**What you need to do**
Comb through the entries for "recurso" and pull out each line that holds it.

======== Information shown ========

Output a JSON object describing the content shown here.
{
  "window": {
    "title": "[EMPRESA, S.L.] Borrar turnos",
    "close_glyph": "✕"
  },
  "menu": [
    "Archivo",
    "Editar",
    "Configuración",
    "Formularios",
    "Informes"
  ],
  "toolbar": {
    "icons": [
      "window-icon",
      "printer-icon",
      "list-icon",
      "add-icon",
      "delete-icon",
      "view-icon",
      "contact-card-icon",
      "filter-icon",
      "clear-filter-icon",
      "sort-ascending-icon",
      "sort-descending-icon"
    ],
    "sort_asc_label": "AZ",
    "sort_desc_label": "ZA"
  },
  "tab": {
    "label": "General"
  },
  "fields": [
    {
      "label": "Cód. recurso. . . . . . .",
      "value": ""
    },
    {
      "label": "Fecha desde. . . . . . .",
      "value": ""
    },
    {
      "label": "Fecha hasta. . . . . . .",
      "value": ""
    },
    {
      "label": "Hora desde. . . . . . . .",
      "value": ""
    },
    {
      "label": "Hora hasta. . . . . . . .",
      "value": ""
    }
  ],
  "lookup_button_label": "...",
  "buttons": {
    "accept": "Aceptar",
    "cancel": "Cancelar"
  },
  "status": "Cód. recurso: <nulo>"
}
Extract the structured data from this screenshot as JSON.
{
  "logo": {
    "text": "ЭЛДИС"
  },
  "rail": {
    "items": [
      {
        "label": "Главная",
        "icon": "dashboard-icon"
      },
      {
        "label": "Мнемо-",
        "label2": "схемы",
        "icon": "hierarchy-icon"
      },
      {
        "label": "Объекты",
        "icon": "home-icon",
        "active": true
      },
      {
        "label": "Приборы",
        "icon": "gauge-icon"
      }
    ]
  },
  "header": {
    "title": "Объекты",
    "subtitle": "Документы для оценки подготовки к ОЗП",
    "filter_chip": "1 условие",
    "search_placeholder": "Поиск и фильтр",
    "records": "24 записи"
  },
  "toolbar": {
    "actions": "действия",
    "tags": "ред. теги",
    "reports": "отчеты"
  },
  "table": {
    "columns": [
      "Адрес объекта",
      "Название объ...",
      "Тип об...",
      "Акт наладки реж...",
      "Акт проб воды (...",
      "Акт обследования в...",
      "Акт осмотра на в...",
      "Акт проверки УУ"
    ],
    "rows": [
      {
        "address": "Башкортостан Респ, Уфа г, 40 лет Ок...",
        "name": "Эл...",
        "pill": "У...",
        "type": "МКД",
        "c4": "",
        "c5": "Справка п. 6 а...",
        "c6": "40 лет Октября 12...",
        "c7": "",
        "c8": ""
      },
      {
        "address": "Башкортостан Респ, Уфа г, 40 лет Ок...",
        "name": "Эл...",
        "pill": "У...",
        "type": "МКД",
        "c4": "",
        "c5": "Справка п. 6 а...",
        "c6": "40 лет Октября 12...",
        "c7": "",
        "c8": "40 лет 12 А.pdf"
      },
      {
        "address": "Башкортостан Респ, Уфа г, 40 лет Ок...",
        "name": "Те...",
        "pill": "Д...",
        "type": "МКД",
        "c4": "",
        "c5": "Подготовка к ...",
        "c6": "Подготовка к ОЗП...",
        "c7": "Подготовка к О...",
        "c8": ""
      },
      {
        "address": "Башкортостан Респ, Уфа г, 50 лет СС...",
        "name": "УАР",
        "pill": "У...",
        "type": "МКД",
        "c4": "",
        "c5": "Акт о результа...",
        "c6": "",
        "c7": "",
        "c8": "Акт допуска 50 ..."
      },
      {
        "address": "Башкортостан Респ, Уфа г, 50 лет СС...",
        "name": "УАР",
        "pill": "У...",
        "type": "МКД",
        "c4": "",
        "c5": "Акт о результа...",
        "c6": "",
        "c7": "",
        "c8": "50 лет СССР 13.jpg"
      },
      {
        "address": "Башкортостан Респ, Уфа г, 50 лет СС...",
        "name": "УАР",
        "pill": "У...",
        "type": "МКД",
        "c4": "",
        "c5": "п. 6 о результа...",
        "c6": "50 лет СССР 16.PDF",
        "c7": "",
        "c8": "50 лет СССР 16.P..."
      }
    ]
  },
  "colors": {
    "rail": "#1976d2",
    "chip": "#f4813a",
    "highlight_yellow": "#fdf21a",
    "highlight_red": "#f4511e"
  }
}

========

**Written reply**
      "label": "Cód. recurso. . . . . . .",
  "status": "Cód. recurso: <nulo>"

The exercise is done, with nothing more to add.